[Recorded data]

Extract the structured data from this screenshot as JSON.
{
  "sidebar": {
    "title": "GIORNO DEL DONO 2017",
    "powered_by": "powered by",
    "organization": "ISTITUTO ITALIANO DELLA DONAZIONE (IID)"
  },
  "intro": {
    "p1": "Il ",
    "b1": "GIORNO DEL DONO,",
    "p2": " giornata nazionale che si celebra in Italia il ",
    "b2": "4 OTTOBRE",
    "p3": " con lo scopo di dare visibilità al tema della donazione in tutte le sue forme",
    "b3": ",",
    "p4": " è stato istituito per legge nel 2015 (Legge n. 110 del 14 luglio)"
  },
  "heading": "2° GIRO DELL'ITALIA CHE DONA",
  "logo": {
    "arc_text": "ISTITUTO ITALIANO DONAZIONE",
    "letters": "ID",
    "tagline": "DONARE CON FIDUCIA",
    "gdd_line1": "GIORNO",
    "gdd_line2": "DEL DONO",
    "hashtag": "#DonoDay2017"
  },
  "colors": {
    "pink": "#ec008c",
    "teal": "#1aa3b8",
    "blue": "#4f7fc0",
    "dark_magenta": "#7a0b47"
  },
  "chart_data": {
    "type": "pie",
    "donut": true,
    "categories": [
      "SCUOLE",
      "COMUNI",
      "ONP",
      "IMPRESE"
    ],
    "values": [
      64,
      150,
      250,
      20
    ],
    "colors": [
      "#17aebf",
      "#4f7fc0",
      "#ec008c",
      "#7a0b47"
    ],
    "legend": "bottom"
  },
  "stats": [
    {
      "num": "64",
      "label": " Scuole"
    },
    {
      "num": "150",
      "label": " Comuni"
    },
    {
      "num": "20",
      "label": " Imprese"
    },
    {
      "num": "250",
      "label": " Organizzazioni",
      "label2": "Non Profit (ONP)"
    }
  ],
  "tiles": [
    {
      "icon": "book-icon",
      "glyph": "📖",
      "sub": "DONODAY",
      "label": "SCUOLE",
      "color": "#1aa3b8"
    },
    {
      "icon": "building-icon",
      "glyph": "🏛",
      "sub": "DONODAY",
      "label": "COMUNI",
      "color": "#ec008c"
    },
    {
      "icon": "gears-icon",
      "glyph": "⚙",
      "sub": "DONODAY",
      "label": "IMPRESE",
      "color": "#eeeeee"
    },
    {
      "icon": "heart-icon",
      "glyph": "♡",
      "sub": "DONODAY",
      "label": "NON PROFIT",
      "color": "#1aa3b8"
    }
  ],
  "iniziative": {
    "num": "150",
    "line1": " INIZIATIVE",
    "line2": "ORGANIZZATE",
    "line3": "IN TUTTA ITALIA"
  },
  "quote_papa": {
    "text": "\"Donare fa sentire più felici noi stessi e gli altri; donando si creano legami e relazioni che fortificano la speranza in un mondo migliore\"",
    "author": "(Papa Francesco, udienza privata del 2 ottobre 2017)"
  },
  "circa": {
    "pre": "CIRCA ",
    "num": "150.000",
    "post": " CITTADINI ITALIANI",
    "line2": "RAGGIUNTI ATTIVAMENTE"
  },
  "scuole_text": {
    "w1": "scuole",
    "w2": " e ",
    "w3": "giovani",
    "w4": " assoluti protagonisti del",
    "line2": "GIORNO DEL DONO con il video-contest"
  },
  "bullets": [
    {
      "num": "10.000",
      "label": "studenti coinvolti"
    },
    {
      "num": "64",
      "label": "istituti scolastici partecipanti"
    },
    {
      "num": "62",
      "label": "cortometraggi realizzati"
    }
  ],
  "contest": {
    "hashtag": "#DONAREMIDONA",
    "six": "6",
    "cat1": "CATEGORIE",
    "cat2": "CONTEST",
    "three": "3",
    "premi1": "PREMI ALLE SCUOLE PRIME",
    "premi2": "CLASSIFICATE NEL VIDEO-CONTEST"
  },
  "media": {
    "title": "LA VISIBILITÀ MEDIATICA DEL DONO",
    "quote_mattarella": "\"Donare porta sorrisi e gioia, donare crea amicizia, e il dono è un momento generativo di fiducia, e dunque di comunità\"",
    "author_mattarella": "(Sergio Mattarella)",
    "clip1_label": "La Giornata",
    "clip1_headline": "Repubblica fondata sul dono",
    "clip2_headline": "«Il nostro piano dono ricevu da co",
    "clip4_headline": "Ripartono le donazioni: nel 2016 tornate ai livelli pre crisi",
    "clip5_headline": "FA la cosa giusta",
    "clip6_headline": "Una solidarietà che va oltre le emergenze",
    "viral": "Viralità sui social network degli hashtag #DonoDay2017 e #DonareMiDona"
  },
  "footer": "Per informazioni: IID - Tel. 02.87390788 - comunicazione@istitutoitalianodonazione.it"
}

**Directions for this task:** Wherever a line of the records above contains the string "icon", copy that line out.

**Completed task:**
      "icon": "book-icon",
      "icon": "building-icon",
      "icon": "gears-icon",
      "icon": "heart-icon",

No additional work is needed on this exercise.